## [Aim of the task]
For the copy, please give all of the data again exactly and leave the pictures out.

## [Stored data]

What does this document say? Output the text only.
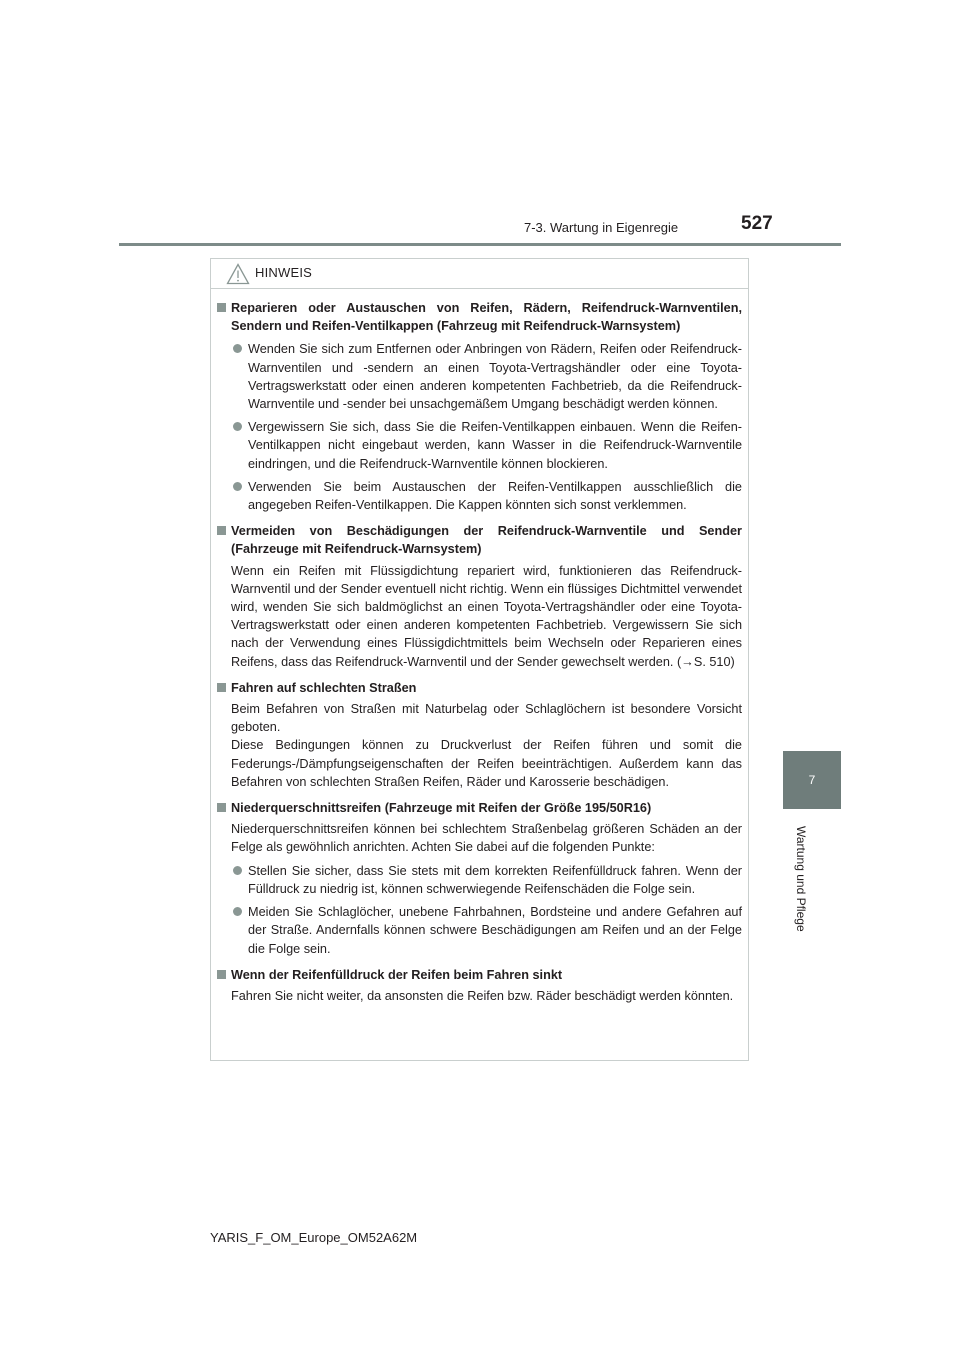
7-3. Wartung in Eigenregie	527
7
Wartung und Pflege
HINWEIS
Reparieren oder Austauschen von Reifen, Rädern, Reifendruck-Warnventilen, Sendern und Reifen-Ventilkappen (Fahrzeug mit Reifendruck-Warnsystem)
Wenden Sie sich zum Entfernen oder Anbringen von Rädern, Reifen oder Reifendruck-Warnventilen und -sendern an einen Toyota-Vertragshändler oder eine Toyota-Vertragswerkstatt oder einen anderen kompetenten Fachbetrieb, da die Reifendruck-Warnventile und -sender bei unsachgemäßem Umgang beschädigt werden können.
Vergewissern Sie sich, dass Sie die Reifen-Ventilkappen einbauen. Wenn die Reifen-Ventilkappen nicht eingebaut werden, kann Wasser in die Reifendruck-Warnventile eindringen, und die Reifendruck-Warnventile können blockieren.
Verwenden Sie beim Austauschen der Reifen-Ventilkappen ausschließlich die angegeben Reifen-Ventilkappen. Die Kappen könnten sich sonst verklemmen.
Vermeiden von Beschädigungen der Reifendruck-Warnventile und Sender (Fahrzeuge mit Reifendruck-Warnsystem)
Wenn ein Reifen mit Flüssigdichtung repariert wird, funktionieren das Reifendruck-Warnventil und der Sender eventuell nicht richtig. Wenn ein flüssiges Dichtmittel verwendet wird, wenden Sie sich baldmöglichst an einen Toyota-Vertragshändler oder eine Toyota-Vertragswerkstatt oder einen anderen kompetenten Fachbetrieb. Vergewissern Sie sich nach der Verwendung eines Flüssigdichtmittels beim Wechseln oder Reparieren eines Reifens, dass das Reifendruck-Warnventil und der Sender gewechselt werden. (→S. 510)
Fahren auf schlechten Straßen
Beim Befahren von Straßen mit Naturbelag oder Schlaglöchern ist besondere Vorsicht geboten.
Diese Bedingungen können zu Druckverlust der Reifen führen und somit die Federungs-/Dämpfungseigenschaften der Reifen beeinträchtigen. Außerdem kann das Befahren von schlechten Straßen Reifen, Räder und Karosserie beschädigen.
Niederquerschnittsreifen (Fahrzeuge mit Reifen der Größe 195/50R16)
Niederquerschnittsreifen können bei schlechtem Straßenbelag größeren Schäden an der Felge als gewöhnlich anrichten. Achten Sie dabei auf die folgenden Punkte:
Stellen Sie sicher, dass Sie stets mit dem korrekten Reifenfülldruck fahren. Wenn der Fülldruck zu niedrig ist, können schwerwiegende Reifenschäden die Folge sein.
Meiden Sie Schlaglöcher, unebene Fahrbahnen, Bordsteine und andere Gefahren auf der Straße. Andernfalls können schwere Beschädigungen am Reifen und an der Felge die Folge sein.
Wenn der Reifenfülldruck der Reifen beim Fahren sinkt
Fahren Sie nicht weiter, da ansonsten die Reifen bzw. Räder beschädigt werden könnten.
YARIS_F_OM_Europe_OM52A62M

## [Written response]
What does this document say? Output the text only.
7-3. Wartung in Eigenregie	527
7
Wartung und Pflege
HINWEIS
Reparieren oder Austauschen von Reifen, Rädern, Reifendruck-Warnventilen, Sendern und Reifen-Ventilkappen (Fahrzeug mit Reifendruck-Warnsystem)
Wenden Sie sich zum Entfernen oder Anbringen von Rädern, Reifen oder Reifendruck-Warnventilen und -sendern an einen Toyota-Vertragshändler oder eine Toyota-Vertragswerkstatt oder einen anderen kompetenten Fachbetrieb, da die Reifendruck-Warnventile und -sender bei unsachgemäßem Umgang beschädigt werden können.
Vergewissern Sie sich, dass Sie die Reifen-Ventilkappen einbauen. Wenn die Reifen-Ventilkappen nicht eingebaut werden, kann Wasser in die Reifendruck-Warnventile eindringen, und die Reifendruck-Warnventile können blockieren.
Verwenden Sie beim Austauschen der Reifen-Ventilkappen ausschließlich die angegeben Reifen-Ventilkappen. Die Kappen könnten sich sonst verklemmen.
Vermeiden von Beschädigungen der Reifendruck-Warnventile und Sender (Fahrzeuge mit Reifendruck-Warnsystem)
Wenn ein Reifen mit Flüssigdichtung repariert wird, funktionieren das Reifendruck-Warnventil und der Sender eventuell nicht richtig. Wenn ein flüssiges Dichtmittel verwendet wird, wenden Sie sich baldmöglichst an einen Toyota-Vertragshändler oder eine Toyota-Vertragswerkstatt oder einen anderen kompetenten Fachbetrieb. Vergewissern Sie sich nach der Verwendung eines Flüssigdichtmittels beim Wechseln oder Reparieren eines Reifens, dass das Reifendruck-Warnventil und der Sender gewechselt werden. (→S. 510)
Fahren auf schlechten Straßen
Beim Befahren von Straßen mit Naturbelag oder Schlaglöchern ist besondere Vorsicht geboten.
Diese Bedingungen können zu Druckverlust der Reifen führen und somit die Federungs-/Dämpfungseigenschaften der Reifen beeinträchtigen. Außerdem kann das Befahren von schlechten Straßen Reifen, Räder und Karosserie beschädigen.
Niederquerschnittsreifen (Fahrzeuge mit Reifen der Größe 195/50R16)
Niederquerschnittsreifen können bei schlechtem Straßenbelag größeren Schäden an der Felge als gewöhnlich anrichten. Achten Sie dabei auf die folgenden Punkte:
Stellen Sie sicher, dass Sie stets mit dem korrekten Reifenfülldruck fahren. Wenn der Fülldruck zu niedrig ist, können schwerwiegende Reifenschäden die Folge sein.
Meiden Sie Schlaglöcher, unebene Fahrbahnen, Bordsteine und andere Gefahren auf der Straße. Andernfalls können schwere Beschädigungen am Reifen und an der Felge die Folge sein.
Wenn der Reifenfülldruck der Reifen beim Fahren sinkt
Fahren Sie nicht weiter, da ansonsten die Reifen bzw. Räder beschädigt werden könnten.
YARIS_F_OM_Europe_OM52A62M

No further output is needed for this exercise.